◆ INSTRUCTION: Find the lines containing the word "ylabel" and copy every one of them.

===== RECORDED INFORMATION

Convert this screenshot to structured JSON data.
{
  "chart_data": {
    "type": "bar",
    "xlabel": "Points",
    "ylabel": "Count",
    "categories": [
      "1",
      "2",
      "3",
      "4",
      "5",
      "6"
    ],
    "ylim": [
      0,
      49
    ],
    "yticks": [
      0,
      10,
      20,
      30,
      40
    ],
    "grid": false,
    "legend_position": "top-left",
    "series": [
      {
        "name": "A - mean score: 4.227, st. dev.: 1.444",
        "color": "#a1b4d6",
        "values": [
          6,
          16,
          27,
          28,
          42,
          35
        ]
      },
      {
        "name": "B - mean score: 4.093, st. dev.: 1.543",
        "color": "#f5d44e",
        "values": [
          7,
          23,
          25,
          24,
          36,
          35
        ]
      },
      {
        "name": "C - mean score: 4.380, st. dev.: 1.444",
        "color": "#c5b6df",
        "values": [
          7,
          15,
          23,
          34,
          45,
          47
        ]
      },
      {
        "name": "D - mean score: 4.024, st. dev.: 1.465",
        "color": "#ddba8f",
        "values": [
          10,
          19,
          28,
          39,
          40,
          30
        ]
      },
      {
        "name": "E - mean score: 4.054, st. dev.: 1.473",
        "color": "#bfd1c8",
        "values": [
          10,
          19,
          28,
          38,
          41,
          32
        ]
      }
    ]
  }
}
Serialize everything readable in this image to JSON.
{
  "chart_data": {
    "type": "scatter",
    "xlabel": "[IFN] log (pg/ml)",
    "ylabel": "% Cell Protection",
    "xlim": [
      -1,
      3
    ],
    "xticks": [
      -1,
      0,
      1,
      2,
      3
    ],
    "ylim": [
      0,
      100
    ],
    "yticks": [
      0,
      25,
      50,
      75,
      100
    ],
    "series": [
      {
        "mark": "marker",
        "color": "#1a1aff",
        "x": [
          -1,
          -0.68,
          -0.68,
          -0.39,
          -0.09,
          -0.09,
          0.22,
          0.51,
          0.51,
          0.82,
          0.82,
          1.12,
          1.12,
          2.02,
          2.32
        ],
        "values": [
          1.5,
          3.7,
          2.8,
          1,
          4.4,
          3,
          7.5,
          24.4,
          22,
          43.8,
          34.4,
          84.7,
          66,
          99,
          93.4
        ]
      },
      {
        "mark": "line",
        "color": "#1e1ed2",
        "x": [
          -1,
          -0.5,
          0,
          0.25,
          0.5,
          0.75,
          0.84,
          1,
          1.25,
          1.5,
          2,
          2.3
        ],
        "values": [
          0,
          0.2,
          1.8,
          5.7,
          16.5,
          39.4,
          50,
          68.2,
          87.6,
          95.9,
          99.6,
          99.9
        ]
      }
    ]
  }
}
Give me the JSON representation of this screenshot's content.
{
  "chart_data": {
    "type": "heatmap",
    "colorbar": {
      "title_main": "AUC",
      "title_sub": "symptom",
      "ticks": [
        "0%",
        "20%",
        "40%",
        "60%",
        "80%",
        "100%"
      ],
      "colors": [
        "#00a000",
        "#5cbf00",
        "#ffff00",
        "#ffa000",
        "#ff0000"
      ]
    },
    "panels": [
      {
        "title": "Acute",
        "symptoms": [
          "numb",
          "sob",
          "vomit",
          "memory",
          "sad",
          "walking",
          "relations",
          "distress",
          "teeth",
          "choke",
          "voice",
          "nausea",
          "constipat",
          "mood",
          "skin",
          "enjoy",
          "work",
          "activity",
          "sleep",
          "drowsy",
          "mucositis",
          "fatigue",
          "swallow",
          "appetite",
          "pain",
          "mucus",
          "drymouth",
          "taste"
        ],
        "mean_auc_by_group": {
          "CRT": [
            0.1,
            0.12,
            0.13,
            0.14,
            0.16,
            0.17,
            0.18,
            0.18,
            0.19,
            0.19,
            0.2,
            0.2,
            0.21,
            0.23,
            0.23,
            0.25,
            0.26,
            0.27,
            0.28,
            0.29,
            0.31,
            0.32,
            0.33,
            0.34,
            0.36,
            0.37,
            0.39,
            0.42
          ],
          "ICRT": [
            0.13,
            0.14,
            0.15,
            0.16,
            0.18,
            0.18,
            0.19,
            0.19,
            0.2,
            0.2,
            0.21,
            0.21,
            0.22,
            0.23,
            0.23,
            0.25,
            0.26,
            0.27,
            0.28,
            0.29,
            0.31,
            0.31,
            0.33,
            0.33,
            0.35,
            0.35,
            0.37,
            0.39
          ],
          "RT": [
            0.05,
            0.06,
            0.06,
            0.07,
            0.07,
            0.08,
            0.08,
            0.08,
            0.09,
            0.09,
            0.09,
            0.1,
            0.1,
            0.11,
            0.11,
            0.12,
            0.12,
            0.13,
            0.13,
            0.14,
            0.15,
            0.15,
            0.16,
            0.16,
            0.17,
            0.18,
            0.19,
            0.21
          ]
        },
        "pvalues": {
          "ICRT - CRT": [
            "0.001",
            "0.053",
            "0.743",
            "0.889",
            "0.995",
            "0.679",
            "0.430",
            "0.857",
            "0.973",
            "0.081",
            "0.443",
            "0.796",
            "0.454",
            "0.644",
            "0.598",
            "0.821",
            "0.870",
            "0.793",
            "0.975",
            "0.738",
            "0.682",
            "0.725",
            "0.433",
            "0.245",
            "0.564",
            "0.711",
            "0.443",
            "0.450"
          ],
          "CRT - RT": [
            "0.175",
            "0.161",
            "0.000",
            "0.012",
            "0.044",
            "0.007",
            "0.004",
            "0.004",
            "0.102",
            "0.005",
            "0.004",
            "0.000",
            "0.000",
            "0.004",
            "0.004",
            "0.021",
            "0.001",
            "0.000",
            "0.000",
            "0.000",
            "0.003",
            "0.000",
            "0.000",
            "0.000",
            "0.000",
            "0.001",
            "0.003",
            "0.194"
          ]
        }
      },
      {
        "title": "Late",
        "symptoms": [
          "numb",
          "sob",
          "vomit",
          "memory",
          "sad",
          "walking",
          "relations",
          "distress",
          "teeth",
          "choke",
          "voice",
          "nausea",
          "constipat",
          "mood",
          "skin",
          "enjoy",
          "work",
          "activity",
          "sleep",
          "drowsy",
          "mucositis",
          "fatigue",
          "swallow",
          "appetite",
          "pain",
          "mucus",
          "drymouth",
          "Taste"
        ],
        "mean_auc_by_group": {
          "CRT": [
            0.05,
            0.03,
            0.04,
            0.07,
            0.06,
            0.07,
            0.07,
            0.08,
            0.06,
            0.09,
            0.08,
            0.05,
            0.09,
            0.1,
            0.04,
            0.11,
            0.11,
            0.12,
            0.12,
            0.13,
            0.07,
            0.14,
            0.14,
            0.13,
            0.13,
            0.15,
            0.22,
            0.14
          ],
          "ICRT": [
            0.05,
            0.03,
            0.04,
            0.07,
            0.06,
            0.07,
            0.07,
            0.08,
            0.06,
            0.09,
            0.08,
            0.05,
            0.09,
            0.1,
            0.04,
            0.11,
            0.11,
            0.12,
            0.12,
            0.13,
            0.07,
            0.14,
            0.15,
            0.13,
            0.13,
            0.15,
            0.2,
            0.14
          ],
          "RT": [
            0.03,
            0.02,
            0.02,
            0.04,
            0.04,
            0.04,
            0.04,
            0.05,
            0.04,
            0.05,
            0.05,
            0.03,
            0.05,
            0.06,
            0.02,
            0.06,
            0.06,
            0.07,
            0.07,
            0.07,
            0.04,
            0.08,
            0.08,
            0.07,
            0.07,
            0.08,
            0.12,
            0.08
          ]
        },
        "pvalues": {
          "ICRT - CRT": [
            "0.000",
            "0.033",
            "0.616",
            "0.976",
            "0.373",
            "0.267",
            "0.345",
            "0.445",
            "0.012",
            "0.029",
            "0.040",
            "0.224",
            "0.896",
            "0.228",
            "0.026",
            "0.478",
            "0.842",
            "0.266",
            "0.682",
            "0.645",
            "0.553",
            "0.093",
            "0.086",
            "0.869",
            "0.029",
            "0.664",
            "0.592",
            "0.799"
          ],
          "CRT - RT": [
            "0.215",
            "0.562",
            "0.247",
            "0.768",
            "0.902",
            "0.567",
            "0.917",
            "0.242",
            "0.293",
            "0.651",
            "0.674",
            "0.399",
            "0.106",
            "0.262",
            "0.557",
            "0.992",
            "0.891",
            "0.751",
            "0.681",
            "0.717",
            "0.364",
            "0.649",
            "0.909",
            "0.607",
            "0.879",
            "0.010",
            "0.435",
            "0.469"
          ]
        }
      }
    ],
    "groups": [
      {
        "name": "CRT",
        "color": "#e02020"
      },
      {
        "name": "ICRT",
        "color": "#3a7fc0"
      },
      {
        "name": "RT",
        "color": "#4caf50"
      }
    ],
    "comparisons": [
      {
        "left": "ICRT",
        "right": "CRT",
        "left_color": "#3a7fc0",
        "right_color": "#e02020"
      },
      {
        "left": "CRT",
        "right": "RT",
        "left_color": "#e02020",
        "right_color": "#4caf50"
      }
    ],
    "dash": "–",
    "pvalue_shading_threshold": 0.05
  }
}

==========

◆ TASK SOLUTION:
    "ylabel": "Count",
    "ylabel": "% Cell Protection",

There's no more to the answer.